§ Task instructions: The records below are to be repeated in full, exactly as they are.

§ Given entries:
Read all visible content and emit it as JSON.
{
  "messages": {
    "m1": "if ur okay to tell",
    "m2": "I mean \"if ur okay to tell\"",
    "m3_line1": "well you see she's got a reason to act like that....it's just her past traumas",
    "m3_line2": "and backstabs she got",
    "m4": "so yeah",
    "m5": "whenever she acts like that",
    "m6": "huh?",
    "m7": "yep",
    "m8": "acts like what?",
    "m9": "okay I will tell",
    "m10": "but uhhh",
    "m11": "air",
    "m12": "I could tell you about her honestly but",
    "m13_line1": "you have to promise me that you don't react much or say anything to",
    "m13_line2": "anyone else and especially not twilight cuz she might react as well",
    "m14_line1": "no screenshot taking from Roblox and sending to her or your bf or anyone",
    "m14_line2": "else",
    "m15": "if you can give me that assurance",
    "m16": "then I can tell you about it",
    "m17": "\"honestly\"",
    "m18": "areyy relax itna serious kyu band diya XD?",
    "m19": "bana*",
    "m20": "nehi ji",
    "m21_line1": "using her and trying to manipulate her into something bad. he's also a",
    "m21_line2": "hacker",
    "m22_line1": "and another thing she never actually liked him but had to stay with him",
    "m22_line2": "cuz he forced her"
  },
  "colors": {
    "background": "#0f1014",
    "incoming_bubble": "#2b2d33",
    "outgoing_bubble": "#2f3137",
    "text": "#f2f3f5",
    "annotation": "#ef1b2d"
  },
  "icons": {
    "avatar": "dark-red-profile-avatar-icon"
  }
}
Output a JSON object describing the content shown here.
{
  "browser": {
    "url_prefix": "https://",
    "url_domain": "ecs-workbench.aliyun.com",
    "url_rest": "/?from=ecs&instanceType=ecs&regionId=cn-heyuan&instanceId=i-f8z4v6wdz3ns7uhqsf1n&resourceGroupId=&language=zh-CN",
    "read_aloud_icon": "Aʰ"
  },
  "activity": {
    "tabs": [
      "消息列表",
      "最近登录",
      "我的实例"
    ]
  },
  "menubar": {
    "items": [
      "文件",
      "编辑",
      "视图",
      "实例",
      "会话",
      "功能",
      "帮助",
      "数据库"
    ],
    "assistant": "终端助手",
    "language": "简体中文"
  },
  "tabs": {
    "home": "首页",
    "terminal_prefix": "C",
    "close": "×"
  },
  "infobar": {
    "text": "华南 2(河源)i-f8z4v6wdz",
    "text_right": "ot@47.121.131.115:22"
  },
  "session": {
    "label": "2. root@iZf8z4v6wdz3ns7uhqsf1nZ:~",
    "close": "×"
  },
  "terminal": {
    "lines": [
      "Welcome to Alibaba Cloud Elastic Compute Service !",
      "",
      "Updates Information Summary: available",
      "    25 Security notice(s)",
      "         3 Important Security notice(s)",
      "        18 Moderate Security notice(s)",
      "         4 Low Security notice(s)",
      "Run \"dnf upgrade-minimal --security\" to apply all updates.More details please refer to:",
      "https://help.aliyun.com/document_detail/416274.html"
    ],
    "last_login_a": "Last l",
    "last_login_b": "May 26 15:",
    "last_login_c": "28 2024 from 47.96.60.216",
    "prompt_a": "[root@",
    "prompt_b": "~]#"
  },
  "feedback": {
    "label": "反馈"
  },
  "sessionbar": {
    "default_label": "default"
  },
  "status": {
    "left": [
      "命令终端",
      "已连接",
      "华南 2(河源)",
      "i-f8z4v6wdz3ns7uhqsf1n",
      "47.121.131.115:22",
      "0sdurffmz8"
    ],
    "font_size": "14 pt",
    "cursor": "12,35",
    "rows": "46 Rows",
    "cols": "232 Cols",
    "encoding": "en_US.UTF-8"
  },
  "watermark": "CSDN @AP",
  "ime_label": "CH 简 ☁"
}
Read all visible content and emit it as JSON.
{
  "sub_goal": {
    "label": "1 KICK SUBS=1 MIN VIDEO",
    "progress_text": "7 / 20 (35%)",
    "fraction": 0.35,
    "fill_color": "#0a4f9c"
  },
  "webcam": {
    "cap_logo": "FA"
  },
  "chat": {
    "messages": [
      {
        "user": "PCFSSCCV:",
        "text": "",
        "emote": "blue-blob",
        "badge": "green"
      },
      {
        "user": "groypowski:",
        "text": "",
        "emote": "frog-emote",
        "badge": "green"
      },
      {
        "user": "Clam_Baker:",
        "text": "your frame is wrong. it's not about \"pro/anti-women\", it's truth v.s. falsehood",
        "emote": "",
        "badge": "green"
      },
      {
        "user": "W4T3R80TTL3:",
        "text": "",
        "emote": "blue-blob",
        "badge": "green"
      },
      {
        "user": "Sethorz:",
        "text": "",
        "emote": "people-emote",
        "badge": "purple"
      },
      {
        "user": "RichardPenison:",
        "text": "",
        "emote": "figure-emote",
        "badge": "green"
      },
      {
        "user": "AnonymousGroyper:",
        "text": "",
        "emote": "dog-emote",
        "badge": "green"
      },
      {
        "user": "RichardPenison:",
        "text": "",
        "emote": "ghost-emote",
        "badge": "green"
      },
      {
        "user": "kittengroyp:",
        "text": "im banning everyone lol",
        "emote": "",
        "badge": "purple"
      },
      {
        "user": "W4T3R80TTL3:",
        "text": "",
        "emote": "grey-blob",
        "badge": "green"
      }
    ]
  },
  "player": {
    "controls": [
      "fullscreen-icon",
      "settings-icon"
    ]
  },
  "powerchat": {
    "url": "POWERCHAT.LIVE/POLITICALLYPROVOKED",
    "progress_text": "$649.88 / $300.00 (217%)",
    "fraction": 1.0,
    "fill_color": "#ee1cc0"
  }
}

§ Solution:
Read all visible content and emit it as JSON.
{
  "messages": {
    "m1": "if ur okay to tell",
    "m2": "I mean \"if ur okay to tell\"",
    "m3_line1": "well you see she's got a reason to act like that....it's just her past traumas",
    "m3_line2": "and backstabs she got",
    "m4": "so yeah",
    "m5": "whenever she acts like that",
    "m6": "huh?",
    "m7": "yep",
    "m8": "acts like what?",
    "m9": "okay I will tell",
    "m10": "but uhhh",
    "m11": "air",
    "m12": "I could tell you about her honestly but",
    "m13_line1": "you have to promise me that you don't react much or say anything to",
    "m13_line2": "anyone else and especially not twilight cuz she might react as well",
    "m14_line1": "no screenshot taking from Roblox and sending to her or your bf or anyone",
    "m14_line2": "else",
    "m15": "if you can give me that assurance",
    "m16": "then I can tell you about it",
    "m17": "\"honestly\"",
    "m18": "areyy relax itna serious kyu band diya XD?",
    "m19": "bana*",
    "m20": "nehi ji",
    "m21_line1": "using her and trying to manipulate her into something bad. he's also a",
    "m21_line2": "hacker",
    "m22_line1": "and another thing she never actually liked him but had to stay with him",
    "m22_line2": "cuz he forced her"
  },
  "colors": {
    "background": "#0f1014",
    "incoming_bubble": "#2b2d33",
    "outgoing_bubble": "#2f3137",
    "text": "#f2f3f5",
    "annotation": "#ef1b2d"
  },
  "icons": {
    "avatar": "dark-red-profile-avatar-icon"
  }
}
Output a JSON object describing the content shown here.
{
  "browser": {
    "url_prefix": "https://",
    "url_domain": "ecs-workbench.aliyun.com",
    "url_rest": "/?from=ecs&instanceType=ecs&regionId=cn-heyuan&instanceId=i-f8z4v6wdz3ns7uhqsf1n&resourceGroupId=&language=zh-CN",
    "read_aloud_icon": "Aʰ"
  },
  "activity": {
    "tabs": [
      "消息列表",
      "最近登录",
      "我的实例"
    ]
  },
  "menubar": {
    "items": [
      "文件",
      "编辑",
      "视图",
      "实例",
      "会话",
      "功能",
      "帮助",
      "数据库"
    ],
    "assistant": "终端助手",
    "language": "简体中文"
  },
  "tabs": {
    "home": "首页",
    "terminal_prefix": "C",
    "close": "×"
  },
  "infobar": {
    "text": "华南 2(河源)i-f8z4v6wdz",
    "text_right": "ot@47.121.131.115:22"
  },
  "session": {
    "label": "2. root@iZf8z4v6wdz3ns7uhqsf1nZ:~",
    "close": "×"
  },
  "terminal": {
    "lines": [
      "Welcome to Alibaba Cloud Elastic Compute Service !",
      "",
      "Updates Information Summary: available",
      "    25 Security notice(s)",
      "         3 Important Security notice(s)",
      "        18 Moderate Security notice(s)",
      "         4 Low Security notice(s)",
      "Run \"dnf upgrade-minimal --security\" to apply all updates.More details please refer to:",
      "https://help.aliyun.com/document_detail/416274.html"
    ],
    "last_login_a": "Last l",
    "last_login_b": "May 26 15:",
    "last_login_c": "28 2024 from 47.96.60.216",
    "prompt_a": "[root@",
    "prompt_b": "~]#"
  },
  "feedback": {
    "label": "反馈"
  },
  "sessionbar": {
    "default_label": "default"
  },
  "status": {
    "left": [
      "命令终端",
      "已连接",
      "华南 2(河源)",
      "i-f8z4v6wdz3ns7uhqsf1n",
      "47.121.131.115:22",
      "0sdurffmz8"
    ],
    "font_size": "14 pt",
    "cursor": "12,35",
    "rows": "46 Rows",
    "cols": "232 Cols",
    "encoding": "en_US.UTF-8"
  },
  "watermark": "CSDN @AP",
  "ime_label": "CH 简 ☁"
}
Read all visible content and emit it as JSON.
{
  "sub_goal": {
    "label": "1 KICK SUBS=1 MIN VIDEO",
    "progress_text": "7 / 20 (35%)",
    "fraction": 0.35,
    "fill_color": "#0a4f9c"
  },
  "webcam": {
    "cap_logo": "FA"
  },
  "chat": {
    "messages": [
      {
        "user": "PCFSSCCV:",
        "text": "",
        "emote": "blue-blob",
        "badge": "green"
      },
      {
        "user": "groypowski:",
        "text": "",
        "emote": "frog-emote",
        "badge": "green"
      },
      {
        "user": "Clam_Baker:",
        "text": "your frame is wrong. it's not about \"pro/anti-women\", it's truth v.s. falsehood",
        "emote": "",
        "badge": "green"
      },
      {
        "user": "W4T3R80TTL3:",
        "text": "",
        "emote": "blue-blob",
        "badge": "green"
      },
      {
        "user": "Sethorz:",
        "text": "",
        "emote": "people-emote",
        "badge": "purple"
      },
      {
        "user": "RichardPenison:",
        "text": "",
        "emote": "figure-emote",
        "badge": "green"
      },
      {
        "user": "AnonymousGroyper:",
        "text": "",
        "emote": "dog-emote",
        "badge": "green"
      },
      {
        "user": "RichardPenison:",
        "text": "",
        "emote": "ghost-emote",
        "badge": "green"
      },
      {
        "user": "kittengroyp:",
        "text": "im banning everyone lol",
        "emote": "",
        "badge": "purple"
      },
      {
        "user": "W4T3R80TTL3:",
        "text": "",
        "emote": "grey-blob",
        "badge": "green"
      }
    ]
  },
  "player": {
    "controls": [
      "fullscreen-icon",
      "settings-icon"
    ]
  },
  "powerchat": {
    "url": "POWERCHAT.LIVE/POLITICALLYPROVOKED",
    "progress_text": "$649.88 / $300.00 (217%)",
    "fraction": 1.0,
    "fill_color": "#ee1cc0"
  }
}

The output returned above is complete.